### TASK
Print each line of the listing once more, precisely as given.

--- start of PROVIDED DATA ---

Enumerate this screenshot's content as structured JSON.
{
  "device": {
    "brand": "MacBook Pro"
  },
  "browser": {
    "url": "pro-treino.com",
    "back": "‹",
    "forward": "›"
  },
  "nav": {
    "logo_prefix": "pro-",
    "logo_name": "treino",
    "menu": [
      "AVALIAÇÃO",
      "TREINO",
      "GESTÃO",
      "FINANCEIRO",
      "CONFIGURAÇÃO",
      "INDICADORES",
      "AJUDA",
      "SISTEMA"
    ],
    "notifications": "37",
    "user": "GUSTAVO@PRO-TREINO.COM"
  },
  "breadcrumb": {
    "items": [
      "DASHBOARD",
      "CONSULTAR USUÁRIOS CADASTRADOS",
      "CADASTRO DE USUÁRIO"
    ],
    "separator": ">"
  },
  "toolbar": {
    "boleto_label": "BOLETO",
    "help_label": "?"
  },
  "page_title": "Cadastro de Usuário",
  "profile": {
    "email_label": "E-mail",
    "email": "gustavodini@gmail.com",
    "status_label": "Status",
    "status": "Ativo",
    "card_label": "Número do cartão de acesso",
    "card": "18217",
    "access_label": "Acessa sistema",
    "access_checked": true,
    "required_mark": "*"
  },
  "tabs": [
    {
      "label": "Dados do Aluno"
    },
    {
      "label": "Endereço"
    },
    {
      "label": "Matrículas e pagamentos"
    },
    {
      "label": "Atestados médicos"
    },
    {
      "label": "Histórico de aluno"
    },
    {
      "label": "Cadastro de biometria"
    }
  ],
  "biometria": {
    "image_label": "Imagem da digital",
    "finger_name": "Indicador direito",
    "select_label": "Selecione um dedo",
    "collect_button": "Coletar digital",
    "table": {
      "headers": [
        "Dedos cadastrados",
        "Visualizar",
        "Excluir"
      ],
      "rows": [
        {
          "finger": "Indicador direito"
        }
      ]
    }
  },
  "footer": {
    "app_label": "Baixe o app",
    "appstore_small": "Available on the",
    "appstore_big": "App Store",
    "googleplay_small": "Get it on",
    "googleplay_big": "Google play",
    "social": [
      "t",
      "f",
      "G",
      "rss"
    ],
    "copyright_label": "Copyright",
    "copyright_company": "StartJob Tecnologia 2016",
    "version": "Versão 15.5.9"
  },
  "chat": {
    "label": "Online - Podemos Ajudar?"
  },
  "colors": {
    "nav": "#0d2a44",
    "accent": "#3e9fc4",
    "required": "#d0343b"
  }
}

--- end of PROVIDED DATA ---

### OUTPUT FOR THIS TASK
Enumerate this screenshot's content as structured JSON.
{
  "device": {
    "brand": "MacBook Pro"
  },
  "browser": {
    "url": "pro-treino.com",
    "back": "‹",
    "forward": "›"
  },
  "nav": {
    "logo_prefix": "pro-",
    "logo_name": "treino",
    "menu": [
      "AVALIAÇÃO",
      "TREINO",
      "GESTÃO",
      "FINANCEIRO",
      "CONFIGURAÇÃO",
      "INDICADORES",
      "AJUDA",
      "SISTEMA"
    ],
    "notifications": "37",
    "user": "GUSTAVO@PRO-TREINO.COM"
  },
  "breadcrumb": {
    "items": [
      "DASHBOARD",
      "CONSULTAR USUÁRIOS CADASTRADOS",
      "CADASTRO DE USUÁRIO"
    ],
    "separator": ">"
  },
  "toolbar": {
    "boleto_label": "BOLETO",
    "help_label": "?"
  },
  "page_title": "Cadastro de Usuário",
  "profile": {
    "email_label": "E-mail",
    "email": "gustavodini@gmail.com",
    "status_label": "Status",
    "status": "Ativo",
    "card_label": "Número do cartão de acesso",
    "card": "18217",
    "access_label": "Acessa sistema",
    "access_checked": true,
    "required_mark": "*"
  },
  "tabs": [
    {
      "label": "Dados do Aluno"
    },
    {
      "label": "Endereço"
    },
    {
      "label": "Matrículas e pagamentos"
    },
    {
      "label": "Atestados médicos"
    },
    {
      "label": "Histórico de aluno"
    },
    {
      "label": "Cadastro de biometria"
    }
  ],
  "biometria": {
    "image_label": "Imagem da digital",
    "finger_name": "Indicador direito",
    "select_label": "Selecione um dedo",
    "collect_button": "Coletar digital",
    "table": {
      "headers": [
        "Dedos cadastrados",
        "Visualizar",
        "Excluir"
      ],
      "rows": [
        {
          "finger": "Indicador direito"
        }
      ]
    }
  },
  "footer": {
    "app_label": "Baixe o app",
    "appstore_small": "Available on the",
    "appstore_big": "App Store",
    "googleplay_small": "Get it on",
    "googleplay_big": "Google play",
    "social": [
      "t",
      "f",
      "G",
      "rss"
    ],
    "copyright_label": "Copyright",
    "copyright_company": "StartJob Tecnologia 2016",
    "version": "Versão 15.5.9"
  },
  "chat": {
    "label": "Online - Podemos Ajudar?"
  },
  "colors": {
    "nav": "#0d2a44",
    "accent": "#3e9fc4",
    "required": "#d0343b"
  }
}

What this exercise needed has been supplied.